[Prompt] Filter the records below and copy every line containing the word "history".

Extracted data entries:
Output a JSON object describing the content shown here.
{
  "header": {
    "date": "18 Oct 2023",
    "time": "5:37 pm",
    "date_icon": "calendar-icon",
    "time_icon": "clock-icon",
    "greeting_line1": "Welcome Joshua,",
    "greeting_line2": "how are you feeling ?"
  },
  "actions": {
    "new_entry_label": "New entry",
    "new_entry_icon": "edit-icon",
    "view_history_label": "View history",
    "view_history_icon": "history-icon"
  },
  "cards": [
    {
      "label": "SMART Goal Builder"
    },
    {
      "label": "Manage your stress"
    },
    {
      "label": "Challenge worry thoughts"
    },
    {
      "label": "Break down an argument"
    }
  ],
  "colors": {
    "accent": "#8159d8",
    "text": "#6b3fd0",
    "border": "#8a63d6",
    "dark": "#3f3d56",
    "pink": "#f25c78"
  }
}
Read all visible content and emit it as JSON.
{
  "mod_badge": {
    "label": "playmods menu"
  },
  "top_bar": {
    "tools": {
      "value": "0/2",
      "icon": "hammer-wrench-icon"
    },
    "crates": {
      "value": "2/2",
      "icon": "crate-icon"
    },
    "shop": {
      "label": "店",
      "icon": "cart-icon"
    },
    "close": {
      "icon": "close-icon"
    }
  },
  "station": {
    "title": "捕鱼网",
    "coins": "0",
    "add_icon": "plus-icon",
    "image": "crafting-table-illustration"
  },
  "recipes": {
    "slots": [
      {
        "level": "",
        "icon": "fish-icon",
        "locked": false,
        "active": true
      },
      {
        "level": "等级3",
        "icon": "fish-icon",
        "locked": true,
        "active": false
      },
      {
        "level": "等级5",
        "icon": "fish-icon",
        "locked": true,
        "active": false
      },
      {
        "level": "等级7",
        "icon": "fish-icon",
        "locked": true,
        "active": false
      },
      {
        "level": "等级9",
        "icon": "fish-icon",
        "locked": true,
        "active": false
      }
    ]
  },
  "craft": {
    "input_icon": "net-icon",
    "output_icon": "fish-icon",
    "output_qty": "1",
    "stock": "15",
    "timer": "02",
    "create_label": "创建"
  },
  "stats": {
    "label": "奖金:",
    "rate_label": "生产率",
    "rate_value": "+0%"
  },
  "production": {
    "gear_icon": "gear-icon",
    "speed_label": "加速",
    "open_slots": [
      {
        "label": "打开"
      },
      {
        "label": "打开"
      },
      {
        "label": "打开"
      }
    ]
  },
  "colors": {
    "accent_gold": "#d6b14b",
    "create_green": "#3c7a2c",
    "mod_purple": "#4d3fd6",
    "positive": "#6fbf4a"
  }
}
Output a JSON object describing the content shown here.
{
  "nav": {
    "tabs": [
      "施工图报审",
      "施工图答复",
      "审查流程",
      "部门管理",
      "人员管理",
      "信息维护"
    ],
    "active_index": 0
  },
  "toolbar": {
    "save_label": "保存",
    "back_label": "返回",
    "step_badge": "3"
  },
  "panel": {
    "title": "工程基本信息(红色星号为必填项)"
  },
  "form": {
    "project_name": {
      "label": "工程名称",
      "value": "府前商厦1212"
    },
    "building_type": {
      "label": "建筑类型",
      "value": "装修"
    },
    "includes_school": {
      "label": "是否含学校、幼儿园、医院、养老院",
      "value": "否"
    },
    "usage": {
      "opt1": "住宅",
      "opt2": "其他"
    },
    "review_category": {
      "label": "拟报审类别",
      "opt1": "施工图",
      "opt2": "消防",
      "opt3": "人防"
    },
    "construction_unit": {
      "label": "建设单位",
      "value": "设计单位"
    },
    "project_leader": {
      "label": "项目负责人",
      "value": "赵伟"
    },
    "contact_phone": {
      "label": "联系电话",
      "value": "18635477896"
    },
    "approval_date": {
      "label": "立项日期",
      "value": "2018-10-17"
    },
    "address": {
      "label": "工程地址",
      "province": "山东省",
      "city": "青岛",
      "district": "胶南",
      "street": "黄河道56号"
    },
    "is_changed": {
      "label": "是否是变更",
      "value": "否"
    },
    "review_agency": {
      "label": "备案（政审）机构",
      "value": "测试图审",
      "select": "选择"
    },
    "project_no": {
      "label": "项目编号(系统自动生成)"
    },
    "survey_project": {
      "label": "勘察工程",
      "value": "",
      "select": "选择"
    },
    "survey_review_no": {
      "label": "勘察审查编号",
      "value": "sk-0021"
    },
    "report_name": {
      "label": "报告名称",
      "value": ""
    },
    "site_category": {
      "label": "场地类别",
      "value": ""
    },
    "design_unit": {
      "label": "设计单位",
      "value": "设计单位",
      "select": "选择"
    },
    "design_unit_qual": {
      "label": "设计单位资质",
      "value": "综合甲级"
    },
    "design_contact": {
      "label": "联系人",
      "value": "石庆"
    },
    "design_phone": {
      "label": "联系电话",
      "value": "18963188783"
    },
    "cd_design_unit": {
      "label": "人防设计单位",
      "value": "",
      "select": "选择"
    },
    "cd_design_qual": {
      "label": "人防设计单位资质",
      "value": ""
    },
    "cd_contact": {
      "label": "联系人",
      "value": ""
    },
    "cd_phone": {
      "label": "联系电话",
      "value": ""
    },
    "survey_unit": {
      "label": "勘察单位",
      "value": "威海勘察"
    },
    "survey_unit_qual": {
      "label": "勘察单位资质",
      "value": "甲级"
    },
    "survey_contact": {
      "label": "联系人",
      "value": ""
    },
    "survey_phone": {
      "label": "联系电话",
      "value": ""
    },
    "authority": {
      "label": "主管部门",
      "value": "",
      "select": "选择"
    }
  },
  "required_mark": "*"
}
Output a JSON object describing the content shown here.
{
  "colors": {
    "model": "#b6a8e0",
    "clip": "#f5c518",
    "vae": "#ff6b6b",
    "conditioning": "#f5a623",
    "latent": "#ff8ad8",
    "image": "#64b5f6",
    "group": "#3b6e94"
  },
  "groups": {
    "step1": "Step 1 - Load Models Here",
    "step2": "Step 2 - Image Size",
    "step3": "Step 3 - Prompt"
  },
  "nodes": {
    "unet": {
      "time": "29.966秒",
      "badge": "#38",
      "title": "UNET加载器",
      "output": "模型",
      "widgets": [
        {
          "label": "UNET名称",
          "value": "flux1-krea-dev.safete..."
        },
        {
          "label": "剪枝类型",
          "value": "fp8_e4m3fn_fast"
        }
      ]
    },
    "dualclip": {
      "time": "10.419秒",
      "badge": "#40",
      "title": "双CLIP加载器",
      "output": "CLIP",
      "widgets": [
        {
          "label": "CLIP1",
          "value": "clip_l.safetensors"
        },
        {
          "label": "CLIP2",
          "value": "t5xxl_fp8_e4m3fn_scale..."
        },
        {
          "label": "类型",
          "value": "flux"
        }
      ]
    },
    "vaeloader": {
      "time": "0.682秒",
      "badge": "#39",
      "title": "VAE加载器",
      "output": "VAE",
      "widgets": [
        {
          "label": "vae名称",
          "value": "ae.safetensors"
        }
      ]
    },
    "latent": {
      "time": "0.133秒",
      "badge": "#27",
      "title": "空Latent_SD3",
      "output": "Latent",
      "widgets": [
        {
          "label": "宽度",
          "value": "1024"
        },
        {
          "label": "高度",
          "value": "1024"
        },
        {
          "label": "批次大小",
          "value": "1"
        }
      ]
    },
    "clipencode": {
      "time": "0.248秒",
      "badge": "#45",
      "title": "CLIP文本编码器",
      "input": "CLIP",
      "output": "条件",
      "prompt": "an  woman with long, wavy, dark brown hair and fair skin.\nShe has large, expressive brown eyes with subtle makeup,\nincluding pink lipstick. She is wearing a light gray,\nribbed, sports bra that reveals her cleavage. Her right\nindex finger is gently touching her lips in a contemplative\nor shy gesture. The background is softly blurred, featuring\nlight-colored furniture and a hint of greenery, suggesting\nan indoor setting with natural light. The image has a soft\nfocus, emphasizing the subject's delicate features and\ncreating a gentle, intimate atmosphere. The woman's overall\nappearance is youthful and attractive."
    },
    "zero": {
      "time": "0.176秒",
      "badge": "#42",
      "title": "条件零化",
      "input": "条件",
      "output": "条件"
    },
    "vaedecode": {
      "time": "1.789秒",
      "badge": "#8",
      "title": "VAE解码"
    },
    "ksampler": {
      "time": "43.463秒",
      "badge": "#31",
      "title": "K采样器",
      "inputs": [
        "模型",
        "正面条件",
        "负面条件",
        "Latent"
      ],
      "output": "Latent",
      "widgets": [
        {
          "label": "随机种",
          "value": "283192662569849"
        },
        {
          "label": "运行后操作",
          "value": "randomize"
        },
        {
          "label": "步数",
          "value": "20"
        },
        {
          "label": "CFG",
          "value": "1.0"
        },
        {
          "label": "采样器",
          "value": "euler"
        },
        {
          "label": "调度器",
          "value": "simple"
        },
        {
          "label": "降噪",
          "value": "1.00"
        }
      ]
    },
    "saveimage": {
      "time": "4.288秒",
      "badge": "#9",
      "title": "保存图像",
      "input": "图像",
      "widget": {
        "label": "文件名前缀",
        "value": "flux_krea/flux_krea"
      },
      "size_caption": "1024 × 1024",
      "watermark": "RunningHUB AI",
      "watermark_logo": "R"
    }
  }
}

[The solution]
    "view_history_label": "View history",
    "view_history_icon": "history-icon"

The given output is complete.